═══ RECORDED DATA

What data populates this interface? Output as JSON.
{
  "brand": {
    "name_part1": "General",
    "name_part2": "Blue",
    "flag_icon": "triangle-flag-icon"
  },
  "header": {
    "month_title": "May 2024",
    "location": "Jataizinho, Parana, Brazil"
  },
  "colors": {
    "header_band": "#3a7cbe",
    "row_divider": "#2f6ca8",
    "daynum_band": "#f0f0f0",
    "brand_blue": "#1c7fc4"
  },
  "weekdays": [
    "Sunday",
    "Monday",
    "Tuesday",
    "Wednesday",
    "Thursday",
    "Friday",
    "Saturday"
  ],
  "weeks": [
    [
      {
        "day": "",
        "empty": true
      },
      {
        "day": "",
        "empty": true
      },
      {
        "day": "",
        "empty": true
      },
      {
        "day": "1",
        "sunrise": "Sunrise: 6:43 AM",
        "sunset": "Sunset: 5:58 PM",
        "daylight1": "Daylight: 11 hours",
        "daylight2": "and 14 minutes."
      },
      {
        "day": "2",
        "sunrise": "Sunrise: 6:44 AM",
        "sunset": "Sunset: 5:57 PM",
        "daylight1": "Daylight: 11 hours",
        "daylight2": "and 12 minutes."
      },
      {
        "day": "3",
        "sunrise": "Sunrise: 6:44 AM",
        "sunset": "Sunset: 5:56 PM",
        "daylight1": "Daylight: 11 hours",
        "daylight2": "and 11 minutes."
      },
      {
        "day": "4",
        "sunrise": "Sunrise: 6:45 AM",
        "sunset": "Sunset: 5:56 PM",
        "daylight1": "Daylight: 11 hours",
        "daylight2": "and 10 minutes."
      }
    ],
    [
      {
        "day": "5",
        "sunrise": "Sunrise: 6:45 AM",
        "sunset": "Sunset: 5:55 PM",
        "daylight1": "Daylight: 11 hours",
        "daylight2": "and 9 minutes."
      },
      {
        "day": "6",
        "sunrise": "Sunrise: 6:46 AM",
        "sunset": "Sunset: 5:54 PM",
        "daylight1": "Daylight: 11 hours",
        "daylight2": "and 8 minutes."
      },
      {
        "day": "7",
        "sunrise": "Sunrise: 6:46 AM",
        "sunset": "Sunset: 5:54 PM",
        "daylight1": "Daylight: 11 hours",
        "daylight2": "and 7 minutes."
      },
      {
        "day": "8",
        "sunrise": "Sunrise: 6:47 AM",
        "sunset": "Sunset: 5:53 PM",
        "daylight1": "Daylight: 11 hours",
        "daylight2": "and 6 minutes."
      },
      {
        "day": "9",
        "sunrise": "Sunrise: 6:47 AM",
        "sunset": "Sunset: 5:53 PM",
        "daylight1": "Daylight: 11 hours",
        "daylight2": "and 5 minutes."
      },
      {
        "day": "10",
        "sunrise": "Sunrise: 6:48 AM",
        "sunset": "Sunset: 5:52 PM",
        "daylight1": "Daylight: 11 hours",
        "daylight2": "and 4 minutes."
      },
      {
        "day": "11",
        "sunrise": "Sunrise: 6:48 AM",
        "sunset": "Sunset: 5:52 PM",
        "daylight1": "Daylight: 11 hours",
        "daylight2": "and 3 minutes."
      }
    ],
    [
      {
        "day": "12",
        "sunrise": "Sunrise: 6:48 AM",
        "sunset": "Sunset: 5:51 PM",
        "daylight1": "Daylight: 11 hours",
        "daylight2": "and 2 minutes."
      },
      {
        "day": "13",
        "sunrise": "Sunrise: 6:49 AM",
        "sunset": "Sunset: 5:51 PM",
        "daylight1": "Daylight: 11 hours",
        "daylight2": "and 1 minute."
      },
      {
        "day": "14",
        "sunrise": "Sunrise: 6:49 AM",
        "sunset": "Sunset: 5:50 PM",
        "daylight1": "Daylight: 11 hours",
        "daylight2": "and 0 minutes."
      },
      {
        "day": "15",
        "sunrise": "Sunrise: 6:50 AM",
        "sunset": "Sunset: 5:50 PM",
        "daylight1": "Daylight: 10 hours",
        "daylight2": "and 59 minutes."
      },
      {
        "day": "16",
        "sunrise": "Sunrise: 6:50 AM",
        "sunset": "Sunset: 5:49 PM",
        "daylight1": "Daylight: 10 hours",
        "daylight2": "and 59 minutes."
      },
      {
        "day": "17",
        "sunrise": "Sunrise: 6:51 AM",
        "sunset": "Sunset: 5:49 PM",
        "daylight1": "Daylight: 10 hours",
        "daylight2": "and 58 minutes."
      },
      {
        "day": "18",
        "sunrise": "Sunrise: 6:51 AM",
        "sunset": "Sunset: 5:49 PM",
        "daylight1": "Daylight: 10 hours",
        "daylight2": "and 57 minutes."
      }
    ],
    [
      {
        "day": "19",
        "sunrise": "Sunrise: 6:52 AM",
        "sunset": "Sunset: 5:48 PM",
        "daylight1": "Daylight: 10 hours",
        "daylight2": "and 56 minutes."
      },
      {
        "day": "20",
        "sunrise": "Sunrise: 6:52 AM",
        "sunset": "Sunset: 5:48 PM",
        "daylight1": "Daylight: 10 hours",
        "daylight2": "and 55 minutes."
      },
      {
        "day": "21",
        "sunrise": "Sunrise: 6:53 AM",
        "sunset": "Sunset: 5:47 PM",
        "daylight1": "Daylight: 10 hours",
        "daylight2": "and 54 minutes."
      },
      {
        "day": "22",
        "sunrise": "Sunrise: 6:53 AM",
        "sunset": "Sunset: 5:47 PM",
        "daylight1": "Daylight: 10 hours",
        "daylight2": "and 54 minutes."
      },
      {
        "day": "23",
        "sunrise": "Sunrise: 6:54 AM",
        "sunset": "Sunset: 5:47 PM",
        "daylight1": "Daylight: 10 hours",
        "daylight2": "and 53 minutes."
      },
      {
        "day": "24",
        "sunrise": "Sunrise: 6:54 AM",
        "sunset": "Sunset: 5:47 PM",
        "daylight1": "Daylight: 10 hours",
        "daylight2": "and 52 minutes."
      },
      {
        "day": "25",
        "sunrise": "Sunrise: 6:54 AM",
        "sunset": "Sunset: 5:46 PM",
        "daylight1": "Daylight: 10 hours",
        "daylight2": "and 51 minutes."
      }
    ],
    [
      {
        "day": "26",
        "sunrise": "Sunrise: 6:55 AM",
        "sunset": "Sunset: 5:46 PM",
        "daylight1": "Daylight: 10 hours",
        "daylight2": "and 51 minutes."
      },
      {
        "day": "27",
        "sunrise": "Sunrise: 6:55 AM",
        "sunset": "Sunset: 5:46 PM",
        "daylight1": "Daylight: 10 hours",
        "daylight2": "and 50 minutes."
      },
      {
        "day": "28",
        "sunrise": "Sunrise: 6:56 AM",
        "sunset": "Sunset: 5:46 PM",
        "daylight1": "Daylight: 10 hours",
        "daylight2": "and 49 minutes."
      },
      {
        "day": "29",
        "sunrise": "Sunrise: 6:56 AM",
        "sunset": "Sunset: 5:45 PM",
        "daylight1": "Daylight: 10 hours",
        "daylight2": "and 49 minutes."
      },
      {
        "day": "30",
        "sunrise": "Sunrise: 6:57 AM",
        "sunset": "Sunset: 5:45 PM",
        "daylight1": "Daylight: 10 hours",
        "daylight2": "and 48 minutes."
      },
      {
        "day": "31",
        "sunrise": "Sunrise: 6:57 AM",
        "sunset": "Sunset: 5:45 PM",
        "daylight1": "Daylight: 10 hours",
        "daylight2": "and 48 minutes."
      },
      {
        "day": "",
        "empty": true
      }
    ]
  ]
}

══════

§ GIVEN REQUEST
From the listing above, extract all records word for word.

§ RESULT
What data populates this interface? Output as JSON.
{
  "brand": {
    "name_part1": "General",
    "name_part2": "Blue",
    "flag_icon": "triangle-flag-icon"
  },
  "header": {
    "month_title": "May 2024",
    "location": "Jataizinho, Parana, Brazil"
  },
  "colors": {
    "header_band": "#3a7cbe",
    "row_divider": "#2f6ca8",
    "daynum_band": "#f0f0f0",
    "brand_blue": "#1c7fc4"
  },
  "weekdays": [
    "Sunday",
    "Monday",
    "Tuesday",
    "Wednesday",
    "Thursday",
    "Friday",
    "Saturday"
  ],
  "weeks": [
    [
      {
        "day": "",
        "empty": true
      },
      {
        "day": "",
        "empty": true
      },
      {
        "day": "",
        "empty": true
      },
      {
        "day": "1",
        "sunrise": "Sunrise: 6:43 AM",
        "sunset": "Sunset: 5:58 PM",
        "daylight1": "Daylight: 11 hours",
        "daylight2": "and 14 minutes."
      },
      {
        "day": "2",
        "sunrise": "Sunrise: 6:44 AM",
        "sunset": "Sunset: 5:57 PM",
        "daylight1": "Daylight: 11 hours",
        "daylight2": "and 12 minutes."
      },
      {
        "day": "3",
        "sunrise": "Sunrise: 6:44 AM",
        "sunset": "Sunset: 5:56 PM",
        "daylight1": "Daylight: 11 hours",
        "daylight2": "and 11 minutes."
      },
      {
        "day": "4",
        "sunrise": "Sunrise: 6:45 AM",
        "sunset": "Sunset: 5:56 PM",
        "daylight1": "Daylight: 11 hours",
        "daylight2": "and 10 minutes."
      }
    ],
    [
      {
        "day": "5",
        "sunrise": "Sunrise: 6:45 AM",
        "sunset": "Sunset: 5:55 PM",
        "daylight1": "Daylight: 11 hours",
        "daylight2": "and 9 minutes."
      },
      {
        "day": "6",
        "sunrise": "Sunrise: 6:46 AM",
        "sunset": "Sunset: 5:54 PM",
        "daylight1": "Daylight: 11 hours",
        "daylight2": "and 8 minutes."
      },
      {
        "day": "7",
        "sunrise": "Sunrise: 6:46 AM",
        "sunset": "Sunset: 5:54 PM",
        "daylight1": "Daylight: 11 hours",
        "daylight2": "and 7 minutes."
      },
      {
        "day": "8",
        "sunrise": "Sunrise: 6:47 AM",
        "sunset": "Sunset: 5:53 PM",
        "daylight1": "Daylight: 11 hours",
        "daylight2": "and 6 minutes."
      },
      {
        "day": "9",
        "sunrise": "Sunrise: 6:47 AM",
        "sunset": "Sunset: 5:53 PM",
        "daylight1": "Daylight: 11 hours",
        "daylight2": "and 5 minutes."
      },
      {
        "day": "10",
        "sunrise": "Sunrise: 6:48 AM",
        "sunset": "Sunset: 5:52 PM",
        "daylight1": "Daylight: 11 hours",
        "daylight2": "and 4 minutes."
      },
      {
        "day": "11",
        "sunrise": "Sunrise: 6:48 AM",
        "sunset": "Sunset: 5:52 PM",
        "daylight1": "Daylight: 11 hours",
        "daylight2": "and 3 minutes."
      }
    ],
    [
      {
        "day": "12",
        "sunrise": "Sunrise: 6:48 AM",
        "sunset": "Sunset: 5:51 PM",
        "daylight1": "Daylight: 11 hours",
        "daylight2": "and 2 minutes."
      },
      {
        "day": "13",
        "sunrise": "Sunrise: 6:49 AM",
        "sunset": "Sunset: 5:51 PM",
        "daylight1": "Daylight: 11 hours",
        "daylight2": "and 1 minute."
      },
      {
        "day": "14",
        "sunrise": "Sunrise: 6:49 AM",
        "sunset": "Sunset: 5:50 PM",
        "daylight1": "Daylight: 11 hours",
        "daylight2": "and 0 minutes."
      },
      {
        "day": "15",
        "sunrise": "Sunrise: 6:50 AM",
        "sunset": "Sunset: 5:50 PM",
        "daylight1": "Daylight: 10 hours",
        "daylight2": "and 59 minutes."
      },
      {
        "day": "16",
        "sunrise": "Sunrise: 6:50 AM",
        "sunset": "Sunset: 5:49 PM",
        "daylight1": "Daylight: 10 hours",
        "daylight2": "and 59 minutes."
      },
      {
        "day": "17",
        "sunrise": "Sunrise: 6:51 AM",
        "sunset": "Sunset: 5:49 PM",
        "daylight1": "Daylight: 10 hours",
        "daylight2": "and 58 minutes."
      },
      {
        "day": "18",
        "sunrise": "Sunrise: 6:51 AM",
        "sunset": "Sunset: 5:49 PM",
        "daylight1": "Daylight: 10 hours",
        "daylight2": "and 57 minutes."
      }
    ],
    [
      {
        "day": "19",
        "sunrise": "Sunrise: 6:52 AM",
        "sunset": "Sunset: 5:48 PM",
        "daylight1": "Daylight: 10 hours",
        "daylight2": "and 56 minutes."
      },
      {
        "day": "20",
        "sunrise": "Sunrise: 6:52 AM",
        "sunset": "Sunset: 5:48 PM",
        "daylight1": "Daylight: 10 hours",
        "daylight2": "and 55 minutes."
      },
      {
        "day": "21",
        "sunrise": "Sunrise: 6:53 AM",
        "sunset": "Sunset: 5:47 PM",
        "daylight1": "Daylight: 10 hours",
        "daylight2": "and 54 minutes."
      },
      {
        "day": "22",
        "sunrise": "Sunrise: 6:53 AM",
        "sunset": "Sunset: 5:47 PM",
        "daylight1": "Daylight: 10 hours",
        "daylight2": "and 54 minutes."
      },
      {
        "day": "23",
        "sunrise": "Sunrise: 6:54 AM",
        "sunset": "Sunset: 5:47 PM",
        "daylight1": "Daylight: 10 hours",
        "daylight2": "and 53 minutes."
      },
      {
        "day": "24",
        "sunrise": "Sunrise: 6:54 AM",
        "sunset": "Sunset: 5:47 PM",
        "daylight1": "Daylight: 10 hours",
        "daylight2": "and 52 minutes."
      },
      {
        "day": "25",
        "sunrise": "Sunrise: 6:54 AM",
        "sunset": "Sunset: 5:46 PM",
        "daylight1": "Daylight: 10 hours",
        "daylight2": "and 51 minutes."
      }
    ],
    [
      {
        "day": "26",
        "sunrise": "Sunrise: 6:55 AM",
        "sunset": "Sunset: 5:46 PM",
        "daylight1": "Daylight: 10 hours",
        "daylight2": "and 51 minutes."
      },
      {
        "day": "27",
        "sunrise": "Sunrise: 6:55 AM",
        "sunset": "Sunset: 5:46 PM",
        "daylight1": "Daylight: 10 hours",
        "daylight2": "and 50 minutes."
      },
      {
        "day": "28",
        "sunrise": "Sunrise: 6:56 AM",
        "sunset": "Sunset: 5:46 PM",
        "daylight1": "Daylight: 10 hours",
        "daylight2": "and 49 minutes."
      },
      {
        "day": "29",
        "sunrise": "Sunrise: 6:56 AM",
        "sunset": "Sunset: 5:45 PM",
        "daylight1": "Daylight: 10 hours",
        "daylight2": "and 49 minutes."
      },
      {
        "day": "30",
        "sunrise": "Sunrise: 6:57 AM",
        "sunset": "Sunset: 5:45 PM",
        "daylight1": "Daylight: 10 hours",
        "daylight2": "and 48 minutes."
      },
      {
        "day": "31",
        "sunrise": "Sunrise: 6:57 AM",
        "sunset": "Sunset: 5:45 PM",
        "daylight1": "Daylight: 10 hours",
        "daylight2": "and 48 minutes."
      },
      {
        "day": "",
        "empty": true
      }
    ]
  ]
}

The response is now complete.